● Assigned task
Search the material for the string "Password" and reply with how many lines contain it, nothing else.

● Exercise inputs
——————————
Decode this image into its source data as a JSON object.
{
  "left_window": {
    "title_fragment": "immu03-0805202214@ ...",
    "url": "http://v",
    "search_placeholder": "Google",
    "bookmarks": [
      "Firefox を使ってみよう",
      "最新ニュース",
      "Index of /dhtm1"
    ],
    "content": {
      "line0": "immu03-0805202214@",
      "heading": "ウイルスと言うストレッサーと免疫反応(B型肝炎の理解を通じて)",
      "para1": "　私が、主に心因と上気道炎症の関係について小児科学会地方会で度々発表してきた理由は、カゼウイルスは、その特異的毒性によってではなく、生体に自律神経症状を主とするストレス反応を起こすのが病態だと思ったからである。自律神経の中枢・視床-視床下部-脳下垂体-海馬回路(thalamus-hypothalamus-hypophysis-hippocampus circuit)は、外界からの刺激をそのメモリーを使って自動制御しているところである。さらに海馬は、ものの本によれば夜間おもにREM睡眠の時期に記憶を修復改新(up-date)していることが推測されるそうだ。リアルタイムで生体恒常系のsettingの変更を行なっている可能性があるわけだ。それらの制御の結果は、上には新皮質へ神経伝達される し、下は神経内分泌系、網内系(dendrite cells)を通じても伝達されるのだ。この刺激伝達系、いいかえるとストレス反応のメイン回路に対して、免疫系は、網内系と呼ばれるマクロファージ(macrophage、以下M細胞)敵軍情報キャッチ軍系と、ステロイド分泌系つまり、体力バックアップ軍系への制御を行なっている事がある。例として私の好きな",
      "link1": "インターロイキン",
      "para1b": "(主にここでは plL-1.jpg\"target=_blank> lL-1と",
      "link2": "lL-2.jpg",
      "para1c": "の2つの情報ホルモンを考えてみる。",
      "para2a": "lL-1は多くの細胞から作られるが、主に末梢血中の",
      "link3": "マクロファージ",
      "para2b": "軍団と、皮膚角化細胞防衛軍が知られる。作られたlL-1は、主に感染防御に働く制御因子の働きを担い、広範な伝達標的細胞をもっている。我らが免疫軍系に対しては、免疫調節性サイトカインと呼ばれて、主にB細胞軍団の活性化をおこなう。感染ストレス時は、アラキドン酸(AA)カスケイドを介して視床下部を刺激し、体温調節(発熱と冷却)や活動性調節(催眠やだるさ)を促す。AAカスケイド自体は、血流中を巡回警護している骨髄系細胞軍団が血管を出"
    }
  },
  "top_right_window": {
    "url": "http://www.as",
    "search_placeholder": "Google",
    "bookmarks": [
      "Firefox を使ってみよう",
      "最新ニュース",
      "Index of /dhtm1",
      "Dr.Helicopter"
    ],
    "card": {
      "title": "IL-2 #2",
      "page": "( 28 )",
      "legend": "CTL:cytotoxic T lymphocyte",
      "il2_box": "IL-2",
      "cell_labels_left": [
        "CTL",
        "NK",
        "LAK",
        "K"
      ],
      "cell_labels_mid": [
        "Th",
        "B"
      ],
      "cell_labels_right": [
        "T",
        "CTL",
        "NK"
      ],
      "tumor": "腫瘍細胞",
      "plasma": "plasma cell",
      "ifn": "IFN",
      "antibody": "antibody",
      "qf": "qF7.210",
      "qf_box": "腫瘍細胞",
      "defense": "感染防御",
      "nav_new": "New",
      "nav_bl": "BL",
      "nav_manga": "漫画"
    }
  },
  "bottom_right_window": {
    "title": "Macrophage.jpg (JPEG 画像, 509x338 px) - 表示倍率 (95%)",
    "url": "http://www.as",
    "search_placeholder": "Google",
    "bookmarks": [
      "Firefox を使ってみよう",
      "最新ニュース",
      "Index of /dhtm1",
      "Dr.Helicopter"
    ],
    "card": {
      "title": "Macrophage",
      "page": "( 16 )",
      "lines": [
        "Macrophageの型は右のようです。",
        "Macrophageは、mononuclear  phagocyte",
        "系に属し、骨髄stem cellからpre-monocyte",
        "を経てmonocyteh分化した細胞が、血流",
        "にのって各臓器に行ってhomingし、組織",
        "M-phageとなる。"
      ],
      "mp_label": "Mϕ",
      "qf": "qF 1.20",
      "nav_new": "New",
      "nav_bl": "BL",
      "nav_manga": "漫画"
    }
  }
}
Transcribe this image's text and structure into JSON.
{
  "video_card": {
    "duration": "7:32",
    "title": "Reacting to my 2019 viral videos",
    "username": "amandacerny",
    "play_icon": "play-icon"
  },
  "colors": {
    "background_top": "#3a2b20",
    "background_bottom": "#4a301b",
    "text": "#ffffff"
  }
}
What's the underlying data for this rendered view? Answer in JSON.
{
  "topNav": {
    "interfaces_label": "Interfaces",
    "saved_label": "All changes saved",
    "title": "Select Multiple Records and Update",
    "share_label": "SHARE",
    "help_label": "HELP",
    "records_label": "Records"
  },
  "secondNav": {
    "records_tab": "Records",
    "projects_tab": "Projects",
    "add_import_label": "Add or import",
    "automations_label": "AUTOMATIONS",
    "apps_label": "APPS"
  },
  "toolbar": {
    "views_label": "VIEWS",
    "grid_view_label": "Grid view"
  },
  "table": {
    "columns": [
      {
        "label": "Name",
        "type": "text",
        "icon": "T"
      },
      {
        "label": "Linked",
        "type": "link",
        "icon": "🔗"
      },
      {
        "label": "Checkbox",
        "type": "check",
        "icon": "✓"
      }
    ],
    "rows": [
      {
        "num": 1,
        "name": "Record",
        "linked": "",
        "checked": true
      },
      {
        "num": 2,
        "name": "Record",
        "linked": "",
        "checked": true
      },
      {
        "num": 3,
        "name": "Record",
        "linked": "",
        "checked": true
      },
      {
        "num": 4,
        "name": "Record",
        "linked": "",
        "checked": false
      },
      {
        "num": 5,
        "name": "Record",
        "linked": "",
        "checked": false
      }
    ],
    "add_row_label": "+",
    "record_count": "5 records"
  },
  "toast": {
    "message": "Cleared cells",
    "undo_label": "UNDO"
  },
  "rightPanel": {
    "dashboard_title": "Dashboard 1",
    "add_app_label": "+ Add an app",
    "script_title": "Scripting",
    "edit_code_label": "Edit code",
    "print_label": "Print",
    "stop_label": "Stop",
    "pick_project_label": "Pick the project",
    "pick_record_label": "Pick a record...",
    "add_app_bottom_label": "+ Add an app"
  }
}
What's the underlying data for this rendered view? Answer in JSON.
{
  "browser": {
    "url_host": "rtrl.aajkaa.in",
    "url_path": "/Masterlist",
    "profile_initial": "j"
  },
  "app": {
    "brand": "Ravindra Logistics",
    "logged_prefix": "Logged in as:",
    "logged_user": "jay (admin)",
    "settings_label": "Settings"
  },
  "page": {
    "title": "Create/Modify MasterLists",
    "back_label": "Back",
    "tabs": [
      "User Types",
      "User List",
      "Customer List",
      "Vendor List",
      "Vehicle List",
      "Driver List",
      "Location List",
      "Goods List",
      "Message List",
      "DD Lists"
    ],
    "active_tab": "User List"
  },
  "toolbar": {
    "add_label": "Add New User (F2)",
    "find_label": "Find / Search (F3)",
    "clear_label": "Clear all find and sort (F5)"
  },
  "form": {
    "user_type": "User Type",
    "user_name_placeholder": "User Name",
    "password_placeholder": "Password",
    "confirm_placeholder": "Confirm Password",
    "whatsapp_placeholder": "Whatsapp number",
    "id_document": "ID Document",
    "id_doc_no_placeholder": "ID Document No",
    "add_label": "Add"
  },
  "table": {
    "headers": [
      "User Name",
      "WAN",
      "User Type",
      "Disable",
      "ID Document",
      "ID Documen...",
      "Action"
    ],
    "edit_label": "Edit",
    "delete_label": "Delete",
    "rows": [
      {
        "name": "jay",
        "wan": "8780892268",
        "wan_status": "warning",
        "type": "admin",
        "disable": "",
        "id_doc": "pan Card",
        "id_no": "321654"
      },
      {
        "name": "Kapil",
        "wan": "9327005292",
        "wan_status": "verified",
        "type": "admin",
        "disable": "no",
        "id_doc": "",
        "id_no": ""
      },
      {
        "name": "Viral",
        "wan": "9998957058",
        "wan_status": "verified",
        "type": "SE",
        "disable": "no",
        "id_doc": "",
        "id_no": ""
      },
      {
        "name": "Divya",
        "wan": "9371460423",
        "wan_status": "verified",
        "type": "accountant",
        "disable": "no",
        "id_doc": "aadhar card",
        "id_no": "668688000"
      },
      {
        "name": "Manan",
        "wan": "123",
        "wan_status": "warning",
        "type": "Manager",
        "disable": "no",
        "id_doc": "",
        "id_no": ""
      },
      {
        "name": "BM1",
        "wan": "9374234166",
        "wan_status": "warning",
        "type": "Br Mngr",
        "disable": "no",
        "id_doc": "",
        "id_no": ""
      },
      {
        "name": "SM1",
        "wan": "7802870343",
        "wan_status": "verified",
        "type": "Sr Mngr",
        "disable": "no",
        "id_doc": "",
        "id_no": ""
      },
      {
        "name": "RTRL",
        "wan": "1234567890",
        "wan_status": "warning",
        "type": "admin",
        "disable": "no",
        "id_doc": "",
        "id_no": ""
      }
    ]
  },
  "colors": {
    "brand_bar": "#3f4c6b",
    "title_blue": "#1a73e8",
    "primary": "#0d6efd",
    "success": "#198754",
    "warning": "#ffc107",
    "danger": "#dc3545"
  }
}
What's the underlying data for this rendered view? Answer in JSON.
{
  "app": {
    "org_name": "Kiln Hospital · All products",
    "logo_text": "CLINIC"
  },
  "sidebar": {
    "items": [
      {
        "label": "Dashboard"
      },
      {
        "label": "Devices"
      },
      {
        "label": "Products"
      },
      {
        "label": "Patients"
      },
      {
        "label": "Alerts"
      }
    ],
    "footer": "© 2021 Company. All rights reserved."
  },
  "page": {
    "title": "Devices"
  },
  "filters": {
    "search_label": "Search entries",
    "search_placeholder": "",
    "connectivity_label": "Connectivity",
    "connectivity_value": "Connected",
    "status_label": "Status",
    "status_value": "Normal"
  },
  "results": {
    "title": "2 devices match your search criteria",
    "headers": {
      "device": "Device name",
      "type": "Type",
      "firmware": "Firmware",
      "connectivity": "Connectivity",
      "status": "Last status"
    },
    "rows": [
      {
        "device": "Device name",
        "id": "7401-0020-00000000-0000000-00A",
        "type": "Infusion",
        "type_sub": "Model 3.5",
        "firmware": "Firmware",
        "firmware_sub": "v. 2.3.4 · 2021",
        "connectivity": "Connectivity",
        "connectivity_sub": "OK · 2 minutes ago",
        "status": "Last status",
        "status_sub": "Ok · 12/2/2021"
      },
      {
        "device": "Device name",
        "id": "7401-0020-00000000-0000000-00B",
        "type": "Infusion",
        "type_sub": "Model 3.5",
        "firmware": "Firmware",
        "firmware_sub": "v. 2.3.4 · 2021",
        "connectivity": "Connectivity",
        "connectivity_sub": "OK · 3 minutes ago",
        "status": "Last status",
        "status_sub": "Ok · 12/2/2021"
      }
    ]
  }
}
——————————
● Response to the exercise
2